◆ **WHAT YOU HAVE TO DO**:
Write out the listing in full, matching it word for word.

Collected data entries
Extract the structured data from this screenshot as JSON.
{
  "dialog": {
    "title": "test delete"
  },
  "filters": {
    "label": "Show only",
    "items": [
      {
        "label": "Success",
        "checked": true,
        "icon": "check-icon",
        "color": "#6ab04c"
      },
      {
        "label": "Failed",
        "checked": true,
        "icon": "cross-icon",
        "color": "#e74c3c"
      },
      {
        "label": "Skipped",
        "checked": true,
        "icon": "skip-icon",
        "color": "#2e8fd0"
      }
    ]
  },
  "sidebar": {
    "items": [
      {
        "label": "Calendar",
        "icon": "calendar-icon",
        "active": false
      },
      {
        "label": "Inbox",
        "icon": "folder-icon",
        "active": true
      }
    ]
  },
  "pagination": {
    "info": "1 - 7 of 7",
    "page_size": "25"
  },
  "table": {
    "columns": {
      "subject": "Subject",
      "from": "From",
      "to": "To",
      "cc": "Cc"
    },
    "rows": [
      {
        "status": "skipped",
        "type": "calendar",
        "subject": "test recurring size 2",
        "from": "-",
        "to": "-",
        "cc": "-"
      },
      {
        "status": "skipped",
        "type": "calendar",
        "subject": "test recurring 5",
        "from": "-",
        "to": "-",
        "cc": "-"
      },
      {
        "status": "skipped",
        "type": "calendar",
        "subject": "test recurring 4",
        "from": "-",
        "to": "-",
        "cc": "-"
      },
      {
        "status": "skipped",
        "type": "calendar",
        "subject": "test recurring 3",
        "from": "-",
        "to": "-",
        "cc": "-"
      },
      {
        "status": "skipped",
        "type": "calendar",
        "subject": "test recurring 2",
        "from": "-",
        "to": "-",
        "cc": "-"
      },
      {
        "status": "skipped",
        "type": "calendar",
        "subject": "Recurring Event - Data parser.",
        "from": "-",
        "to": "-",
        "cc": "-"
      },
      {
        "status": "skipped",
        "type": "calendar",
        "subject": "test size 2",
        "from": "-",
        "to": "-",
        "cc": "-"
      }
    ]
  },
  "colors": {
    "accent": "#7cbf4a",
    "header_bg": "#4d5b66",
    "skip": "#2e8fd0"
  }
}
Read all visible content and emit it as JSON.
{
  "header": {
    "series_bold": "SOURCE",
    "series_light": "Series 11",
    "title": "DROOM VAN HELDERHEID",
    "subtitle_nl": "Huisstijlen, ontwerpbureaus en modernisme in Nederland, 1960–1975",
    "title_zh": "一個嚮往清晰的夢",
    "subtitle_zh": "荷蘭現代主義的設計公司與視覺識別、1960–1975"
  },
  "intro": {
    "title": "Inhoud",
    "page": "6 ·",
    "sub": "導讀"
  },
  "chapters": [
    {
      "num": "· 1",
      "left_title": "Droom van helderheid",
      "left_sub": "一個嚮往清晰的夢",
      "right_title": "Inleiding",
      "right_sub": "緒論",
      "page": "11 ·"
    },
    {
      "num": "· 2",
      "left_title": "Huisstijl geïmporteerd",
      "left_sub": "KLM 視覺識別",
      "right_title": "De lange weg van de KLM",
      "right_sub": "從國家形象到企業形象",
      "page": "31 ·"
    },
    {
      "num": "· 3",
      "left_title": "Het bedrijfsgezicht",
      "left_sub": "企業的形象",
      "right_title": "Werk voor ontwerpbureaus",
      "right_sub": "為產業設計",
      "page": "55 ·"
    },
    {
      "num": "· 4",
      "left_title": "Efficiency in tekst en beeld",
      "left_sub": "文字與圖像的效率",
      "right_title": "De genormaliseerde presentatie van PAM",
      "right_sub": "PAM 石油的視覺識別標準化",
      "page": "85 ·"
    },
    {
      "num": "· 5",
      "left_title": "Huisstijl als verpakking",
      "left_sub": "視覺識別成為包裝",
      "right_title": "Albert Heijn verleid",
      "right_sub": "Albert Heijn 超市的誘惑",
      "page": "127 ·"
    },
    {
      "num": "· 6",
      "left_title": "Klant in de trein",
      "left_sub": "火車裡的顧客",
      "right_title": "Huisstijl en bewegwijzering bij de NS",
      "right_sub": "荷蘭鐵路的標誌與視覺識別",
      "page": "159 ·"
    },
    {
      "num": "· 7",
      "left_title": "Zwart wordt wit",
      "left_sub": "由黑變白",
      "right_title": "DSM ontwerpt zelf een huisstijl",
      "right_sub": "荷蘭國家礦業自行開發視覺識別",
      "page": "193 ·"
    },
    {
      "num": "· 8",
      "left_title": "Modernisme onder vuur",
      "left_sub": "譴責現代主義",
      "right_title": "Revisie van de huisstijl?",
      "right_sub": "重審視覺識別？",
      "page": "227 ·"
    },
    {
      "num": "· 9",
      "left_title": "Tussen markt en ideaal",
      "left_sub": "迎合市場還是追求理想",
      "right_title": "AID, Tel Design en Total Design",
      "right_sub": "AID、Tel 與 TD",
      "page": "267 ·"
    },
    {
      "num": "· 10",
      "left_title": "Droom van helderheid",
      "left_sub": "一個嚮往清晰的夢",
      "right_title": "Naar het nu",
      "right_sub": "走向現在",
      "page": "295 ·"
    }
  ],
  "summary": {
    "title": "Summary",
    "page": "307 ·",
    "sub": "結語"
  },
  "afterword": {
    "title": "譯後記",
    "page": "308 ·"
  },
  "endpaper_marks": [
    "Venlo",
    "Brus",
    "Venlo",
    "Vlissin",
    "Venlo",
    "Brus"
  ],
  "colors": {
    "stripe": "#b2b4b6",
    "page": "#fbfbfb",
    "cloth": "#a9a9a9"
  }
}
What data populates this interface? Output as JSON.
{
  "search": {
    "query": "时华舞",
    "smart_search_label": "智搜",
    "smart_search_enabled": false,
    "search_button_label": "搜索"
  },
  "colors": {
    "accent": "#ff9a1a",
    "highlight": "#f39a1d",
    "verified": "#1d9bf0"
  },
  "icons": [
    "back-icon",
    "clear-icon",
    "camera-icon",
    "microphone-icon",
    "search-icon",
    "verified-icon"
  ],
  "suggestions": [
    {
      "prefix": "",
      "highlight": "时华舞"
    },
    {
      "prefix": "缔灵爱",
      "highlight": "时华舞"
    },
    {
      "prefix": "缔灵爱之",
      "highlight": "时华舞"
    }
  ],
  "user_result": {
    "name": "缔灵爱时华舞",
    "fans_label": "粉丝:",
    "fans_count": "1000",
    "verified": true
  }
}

◆ **TASK SOLUTION**:
Extract the structured data from this screenshot as JSON.
{
  "dialog": {
    "title": "test delete"
  },
  "filters": {
    "label": "Show only",
    "items": [
      {
        "label": "Success",
        "checked": true,
        "icon": "check-icon",
        "color": "#6ab04c"
      },
      {
        "label": "Failed",
        "checked": true,
        "icon": "cross-icon",
        "color": "#e74c3c"
      },
      {
        "label": "Skipped",
        "checked": true,
        "icon": "skip-icon",
        "color": "#2e8fd0"
      }
    ]
  },
  "sidebar": {
    "items": [
      {
        "label": "Calendar",
        "icon": "calendar-icon",
        "active": false
      },
      {
        "label": "Inbox",
        "icon": "folder-icon",
        "active": true
      }
    ]
  },
  "pagination": {
    "info": "1 - 7 of 7",
    "page_size": "25"
  },
  "table": {
    "columns": {
      "subject": "Subject",
      "from": "From",
      "to": "To",
      "cc": "Cc"
    },
    "rows": [
      {
        "status": "skipped",
        "type": "calendar",
        "subject": "test recurring size 2",
        "from": "-",
        "to": "-",
        "cc": "-"
      },
      {
        "status": "skipped",
        "type": "calendar",
        "subject": "test recurring 5",
        "from": "-",
        "to": "-",
        "cc": "-"
      },
      {
        "status": "skipped",
        "type": "calendar",
        "subject": "test recurring 4",
        "from": "-",
        "to": "-",
        "cc": "-"
      },
      {
        "status": "skipped",
        "type": "calendar",
        "subject": "test recurring 3",
        "from": "-",
        "to": "-",
        "cc": "-"
      },
      {
        "status": "skipped",
        "type": "calendar",
        "subject": "test recurring 2",
        "from": "-",
        "to": "-",
        "cc": "-"
      },
      {
        "status": "skipped",
        "type": "calendar",
        "subject": "Recurring Event - Data parser.",
        "from": "-",
        "to": "-",
        "cc": "-"
      },
      {
        "status": "skipped",
        "type": "calendar",
        "subject": "test size 2",
        "from": "-",
        "to": "-",
        "cc": "-"
      }
    ]
  },
  "colors": {
    "accent": "#7cbf4a",
    "header_bg": "#4d5b66",
    "skip": "#2e8fd0"
  }
}
Read all visible content and emit it as JSON.
{
  "header": {
    "series_bold": "SOURCE",
    "series_light": "Series 11",
    "title": "DROOM VAN HELDERHEID",
    "subtitle_nl": "Huisstijlen, ontwerpbureaus en modernisme in Nederland, 1960–1975",
    "title_zh": "一個嚮往清晰的夢",
    "subtitle_zh": "荷蘭現代主義的設計公司與視覺識別、1960–1975"
  },
  "intro": {
    "title": "Inhoud",
    "page": "6 ·",
    "sub": "導讀"
  },
  "chapters": [
    {
      "num": "· 1",
      "left_title": "Droom van helderheid",
      "left_sub": "一個嚮往清晰的夢",
      "right_title": "Inleiding",
      "right_sub": "緒論",
      "page": "11 ·"
    },
    {
      "num": "· 2",
      "left_title": "Huisstijl geïmporteerd",
      "left_sub": "KLM 視覺識別",
      "right_title": "De lange weg van de KLM",
      "right_sub": "從國家形象到企業形象",
      "page": "31 ·"
    },
    {
      "num": "· 3",
      "left_title": "Het bedrijfsgezicht",
      "left_sub": "企業的形象",
      "right_title": "Werk voor ontwerpbureaus",
      "right_sub": "為產業設計",
      "page": "55 ·"
    },
    {
      "num": "· 4",
      "left_title": "Efficiency in tekst en beeld",
      "left_sub": "文字與圖像的效率",
      "right_title": "De genormaliseerde presentatie van PAM",
      "right_sub": "PAM 石油的視覺識別標準化",
      "page": "85 ·"
    },
    {
      "num": "· 5",
      "left_title": "Huisstijl als verpakking",
      "left_sub": "視覺識別成為包裝",
      "right_title": "Albert Heijn verleid",
      "right_sub": "Albert Heijn 超市的誘惑",
      "page": "127 ·"
    },
    {
      "num": "· 6",
      "left_title": "Klant in de trein",
      "left_sub": "火車裡的顧客",
      "right_title": "Huisstijl en bewegwijzering bij de NS",
      "right_sub": "荷蘭鐵路的標誌與視覺識別",
      "page": "159 ·"
    },
    {
      "num": "· 7",
      "left_title": "Zwart wordt wit",
      "left_sub": "由黑變白",
      "right_title": "DSM ontwerpt zelf een huisstijl",
      "right_sub": "荷蘭國家礦業自行開發視覺識別",
      "page": "193 ·"
    },
    {
      "num": "· 8",
      "left_title": "Modernisme onder vuur",
      "left_sub": "譴責現代主義",
      "right_title": "Revisie van de huisstijl?",
      "right_sub": "重審視覺識別？",
      "page": "227 ·"
    },
    {
      "num": "· 9",
      "left_title": "Tussen markt en ideaal",
      "left_sub": "迎合市場還是追求理想",
      "right_title": "AID, Tel Design en Total Design",
      "right_sub": "AID、Tel 與 TD",
      "page": "267 ·"
    },
    {
      "num": "· 10",
      "left_title": "Droom van helderheid",
      "left_sub": "一個嚮往清晰的夢",
      "right_title": "Naar het nu",
      "right_sub": "走向現在",
      "page": "295 ·"
    }
  ],
  "summary": {
    "title": "Summary",
    "page": "307 ·",
    "sub": "結語"
  },
  "afterword": {
    "title": "譯後記",
    "page": "308 ·"
  },
  "endpaper_marks": [
    "Venlo",
    "Brus",
    "Venlo",
    "Vlissin",
    "Venlo",
    "Brus"
  ],
  "colors": {
    "stripe": "#b2b4b6",
    "page": "#fbfbfb",
    "cloth": "#a9a9a9"
  }
}
What data populates this interface? Output as JSON.
{
  "search": {
    "query": "时华舞",
    "smart_search_label": "智搜",
    "smart_search_enabled": false,
    "search_button_label": "搜索"
  },
  "colors": {
    "accent": "#ff9a1a",
    "highlight": "#f39a1d",
    "verified": "#1d9bf0"
  },
  "icons": [
    "back-icon",
    "clear-icon",
    "camera-icon",
    "microphone-icon",
    "search-icon",
    "verified-icon"
  ],
  "suggestions": [
    {
      "prefix": "",
      "highlight": "时华舞"
    },
    {
      "prefix": "缔灵爱",
      "highlight": "时华舞"
    },
    {
      "prefix": "缔灵爱之",
      "highlight": "时华舞"
    }
  ],
  "user_result": {
    "name": "缔灵爱时华舞",
    "fans_label": "粉丝:",
    "fans_count": "1000",
    "verified": true
  }
}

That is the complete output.